**What is required:** Pick out all lines of the entries that include the word "selected" and copy them.

**Dataset records:**
----------------
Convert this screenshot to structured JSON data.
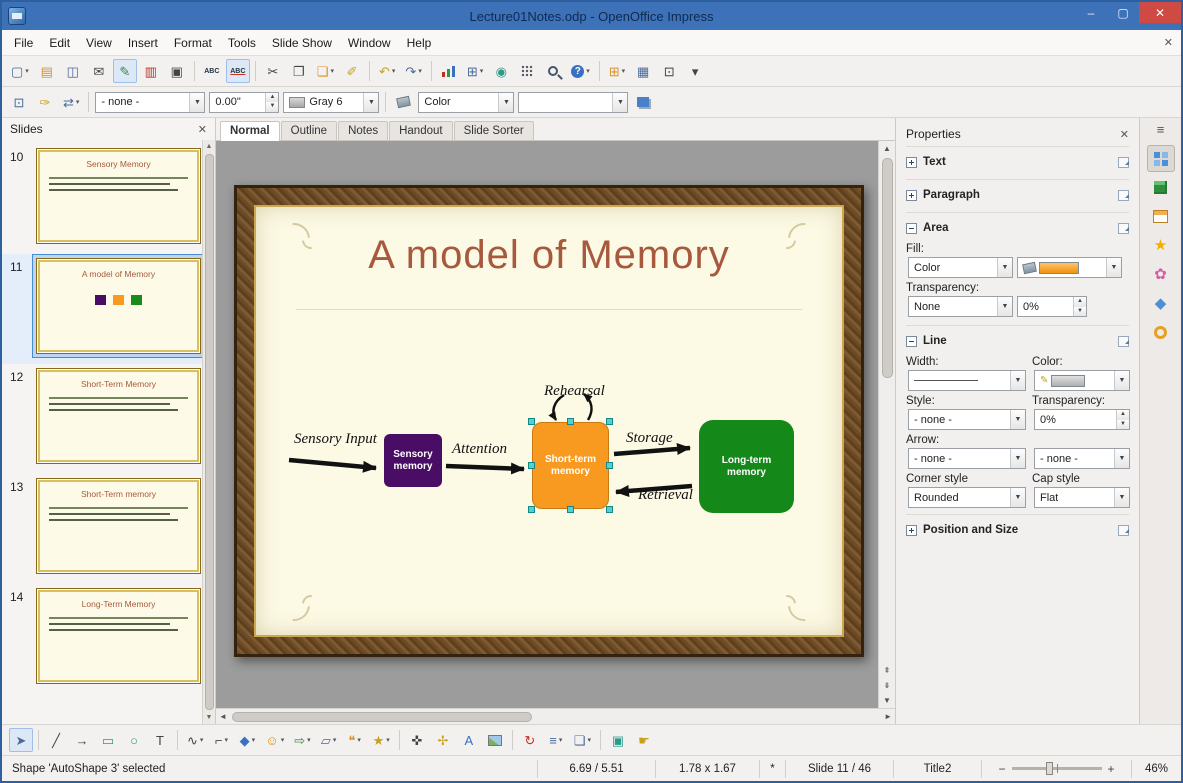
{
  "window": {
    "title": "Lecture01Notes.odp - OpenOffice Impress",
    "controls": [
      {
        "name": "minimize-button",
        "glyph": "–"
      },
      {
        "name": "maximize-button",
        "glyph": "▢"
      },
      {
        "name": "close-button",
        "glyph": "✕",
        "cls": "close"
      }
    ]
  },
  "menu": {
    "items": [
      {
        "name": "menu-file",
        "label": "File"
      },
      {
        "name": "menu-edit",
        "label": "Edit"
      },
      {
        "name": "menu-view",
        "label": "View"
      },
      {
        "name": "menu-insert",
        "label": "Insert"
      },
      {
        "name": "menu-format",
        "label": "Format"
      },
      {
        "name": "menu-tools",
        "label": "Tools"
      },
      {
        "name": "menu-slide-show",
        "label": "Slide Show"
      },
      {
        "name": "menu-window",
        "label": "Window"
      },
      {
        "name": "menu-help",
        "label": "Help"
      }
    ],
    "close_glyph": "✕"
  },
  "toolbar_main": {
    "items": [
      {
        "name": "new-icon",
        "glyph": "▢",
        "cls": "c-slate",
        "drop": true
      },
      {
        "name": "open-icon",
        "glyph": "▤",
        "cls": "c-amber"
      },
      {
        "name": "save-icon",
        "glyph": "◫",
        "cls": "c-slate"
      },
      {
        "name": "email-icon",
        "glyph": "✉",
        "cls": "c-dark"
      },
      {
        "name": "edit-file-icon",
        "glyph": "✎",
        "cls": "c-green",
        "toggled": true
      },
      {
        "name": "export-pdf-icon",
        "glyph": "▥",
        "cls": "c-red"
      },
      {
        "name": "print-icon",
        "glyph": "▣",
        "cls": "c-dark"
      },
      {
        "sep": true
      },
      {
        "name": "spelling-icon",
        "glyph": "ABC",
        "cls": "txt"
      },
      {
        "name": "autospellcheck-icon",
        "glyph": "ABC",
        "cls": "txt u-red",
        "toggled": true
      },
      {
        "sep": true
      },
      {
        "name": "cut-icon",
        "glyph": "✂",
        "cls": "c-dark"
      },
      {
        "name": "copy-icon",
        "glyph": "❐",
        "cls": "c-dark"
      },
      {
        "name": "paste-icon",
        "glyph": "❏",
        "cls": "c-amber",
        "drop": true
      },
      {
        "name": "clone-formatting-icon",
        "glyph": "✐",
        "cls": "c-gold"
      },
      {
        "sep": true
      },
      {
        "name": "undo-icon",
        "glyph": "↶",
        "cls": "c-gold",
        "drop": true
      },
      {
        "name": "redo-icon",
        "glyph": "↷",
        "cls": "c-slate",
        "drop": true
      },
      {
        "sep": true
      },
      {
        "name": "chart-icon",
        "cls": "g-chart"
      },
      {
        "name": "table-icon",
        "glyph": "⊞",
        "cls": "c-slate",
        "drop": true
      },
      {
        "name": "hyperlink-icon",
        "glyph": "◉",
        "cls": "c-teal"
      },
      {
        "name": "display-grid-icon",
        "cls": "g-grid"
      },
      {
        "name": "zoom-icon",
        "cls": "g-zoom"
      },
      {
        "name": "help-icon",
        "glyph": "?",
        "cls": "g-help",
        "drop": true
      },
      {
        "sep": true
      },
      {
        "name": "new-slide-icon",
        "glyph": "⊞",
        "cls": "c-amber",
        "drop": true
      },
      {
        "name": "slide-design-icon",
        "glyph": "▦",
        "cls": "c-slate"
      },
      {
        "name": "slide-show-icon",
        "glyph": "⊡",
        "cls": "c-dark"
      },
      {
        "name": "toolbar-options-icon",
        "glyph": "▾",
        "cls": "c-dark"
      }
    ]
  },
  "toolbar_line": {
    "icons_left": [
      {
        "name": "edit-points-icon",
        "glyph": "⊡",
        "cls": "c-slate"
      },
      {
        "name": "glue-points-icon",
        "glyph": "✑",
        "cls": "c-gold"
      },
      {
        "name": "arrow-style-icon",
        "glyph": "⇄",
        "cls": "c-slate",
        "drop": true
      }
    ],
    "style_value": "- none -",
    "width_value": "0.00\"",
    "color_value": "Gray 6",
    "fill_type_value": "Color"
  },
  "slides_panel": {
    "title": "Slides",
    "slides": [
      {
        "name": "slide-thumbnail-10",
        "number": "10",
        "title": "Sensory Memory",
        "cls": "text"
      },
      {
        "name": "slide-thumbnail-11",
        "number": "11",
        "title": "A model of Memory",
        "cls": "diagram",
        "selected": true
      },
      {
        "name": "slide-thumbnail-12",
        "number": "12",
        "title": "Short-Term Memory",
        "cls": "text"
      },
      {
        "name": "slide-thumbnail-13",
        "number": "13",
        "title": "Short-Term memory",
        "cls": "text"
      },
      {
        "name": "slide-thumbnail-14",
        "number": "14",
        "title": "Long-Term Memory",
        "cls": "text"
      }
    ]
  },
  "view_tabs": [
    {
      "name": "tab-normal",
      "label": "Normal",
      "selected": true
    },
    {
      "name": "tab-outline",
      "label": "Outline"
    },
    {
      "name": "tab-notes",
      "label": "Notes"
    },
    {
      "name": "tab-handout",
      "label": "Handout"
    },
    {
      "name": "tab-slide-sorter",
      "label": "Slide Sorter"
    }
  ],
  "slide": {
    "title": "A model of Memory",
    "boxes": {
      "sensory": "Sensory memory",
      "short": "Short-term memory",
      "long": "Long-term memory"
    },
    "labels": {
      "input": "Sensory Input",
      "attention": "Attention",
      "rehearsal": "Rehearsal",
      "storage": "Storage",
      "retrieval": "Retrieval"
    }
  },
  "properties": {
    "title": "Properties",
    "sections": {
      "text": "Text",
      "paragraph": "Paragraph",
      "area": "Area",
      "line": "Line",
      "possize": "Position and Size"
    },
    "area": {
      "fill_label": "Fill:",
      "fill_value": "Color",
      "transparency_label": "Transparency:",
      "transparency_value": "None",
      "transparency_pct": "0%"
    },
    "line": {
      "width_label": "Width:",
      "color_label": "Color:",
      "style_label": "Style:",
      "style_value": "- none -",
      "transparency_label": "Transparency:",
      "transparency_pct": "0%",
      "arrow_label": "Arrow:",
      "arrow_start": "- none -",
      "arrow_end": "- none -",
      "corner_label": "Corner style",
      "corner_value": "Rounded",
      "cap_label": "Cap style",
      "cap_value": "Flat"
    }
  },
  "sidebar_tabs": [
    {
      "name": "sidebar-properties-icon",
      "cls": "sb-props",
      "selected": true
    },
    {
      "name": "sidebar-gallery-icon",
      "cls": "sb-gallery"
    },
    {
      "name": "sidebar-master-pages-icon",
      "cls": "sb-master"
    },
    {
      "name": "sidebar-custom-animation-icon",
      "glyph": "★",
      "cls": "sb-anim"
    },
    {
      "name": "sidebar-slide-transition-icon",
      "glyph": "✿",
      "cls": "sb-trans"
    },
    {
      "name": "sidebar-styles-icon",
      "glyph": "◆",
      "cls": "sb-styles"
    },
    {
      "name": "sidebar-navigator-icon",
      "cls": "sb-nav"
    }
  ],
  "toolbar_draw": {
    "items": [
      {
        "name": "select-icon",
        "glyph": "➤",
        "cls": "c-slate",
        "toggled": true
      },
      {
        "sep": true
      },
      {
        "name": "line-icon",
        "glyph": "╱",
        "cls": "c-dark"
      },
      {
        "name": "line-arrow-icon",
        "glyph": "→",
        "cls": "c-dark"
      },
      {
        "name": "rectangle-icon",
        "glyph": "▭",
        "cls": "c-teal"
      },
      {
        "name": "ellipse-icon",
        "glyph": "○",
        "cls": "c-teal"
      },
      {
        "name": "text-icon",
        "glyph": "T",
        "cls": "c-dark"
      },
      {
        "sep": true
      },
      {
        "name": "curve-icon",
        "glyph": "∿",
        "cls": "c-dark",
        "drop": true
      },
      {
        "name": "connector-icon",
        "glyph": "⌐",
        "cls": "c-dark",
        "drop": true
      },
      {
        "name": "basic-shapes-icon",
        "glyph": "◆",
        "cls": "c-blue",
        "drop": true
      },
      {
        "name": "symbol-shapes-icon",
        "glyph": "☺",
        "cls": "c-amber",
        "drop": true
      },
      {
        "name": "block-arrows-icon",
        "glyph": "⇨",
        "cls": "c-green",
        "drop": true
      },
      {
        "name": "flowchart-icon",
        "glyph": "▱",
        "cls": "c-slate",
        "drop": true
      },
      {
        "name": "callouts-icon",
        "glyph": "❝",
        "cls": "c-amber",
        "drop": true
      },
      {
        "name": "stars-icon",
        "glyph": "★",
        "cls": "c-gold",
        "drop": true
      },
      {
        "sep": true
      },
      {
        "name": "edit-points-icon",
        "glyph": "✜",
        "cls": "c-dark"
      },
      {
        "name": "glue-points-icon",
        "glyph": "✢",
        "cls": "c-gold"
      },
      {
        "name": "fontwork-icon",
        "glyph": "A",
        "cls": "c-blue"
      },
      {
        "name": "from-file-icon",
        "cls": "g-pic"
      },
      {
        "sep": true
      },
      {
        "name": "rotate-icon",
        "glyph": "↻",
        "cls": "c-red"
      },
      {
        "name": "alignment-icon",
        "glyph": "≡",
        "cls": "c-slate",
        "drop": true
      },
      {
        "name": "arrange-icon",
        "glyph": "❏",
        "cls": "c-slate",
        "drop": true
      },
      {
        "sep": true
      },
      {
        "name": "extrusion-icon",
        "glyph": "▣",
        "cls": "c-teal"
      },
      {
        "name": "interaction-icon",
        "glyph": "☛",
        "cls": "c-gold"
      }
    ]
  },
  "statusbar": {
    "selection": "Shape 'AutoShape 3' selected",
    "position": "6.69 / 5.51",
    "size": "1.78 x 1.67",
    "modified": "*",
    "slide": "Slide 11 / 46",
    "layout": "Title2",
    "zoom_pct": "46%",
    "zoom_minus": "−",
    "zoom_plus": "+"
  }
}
----------------
**Result of this exercise:**
        "selected": true
      "selected": true
      "selected": true
    "selection": "Shape 'AutoShape 3' selected",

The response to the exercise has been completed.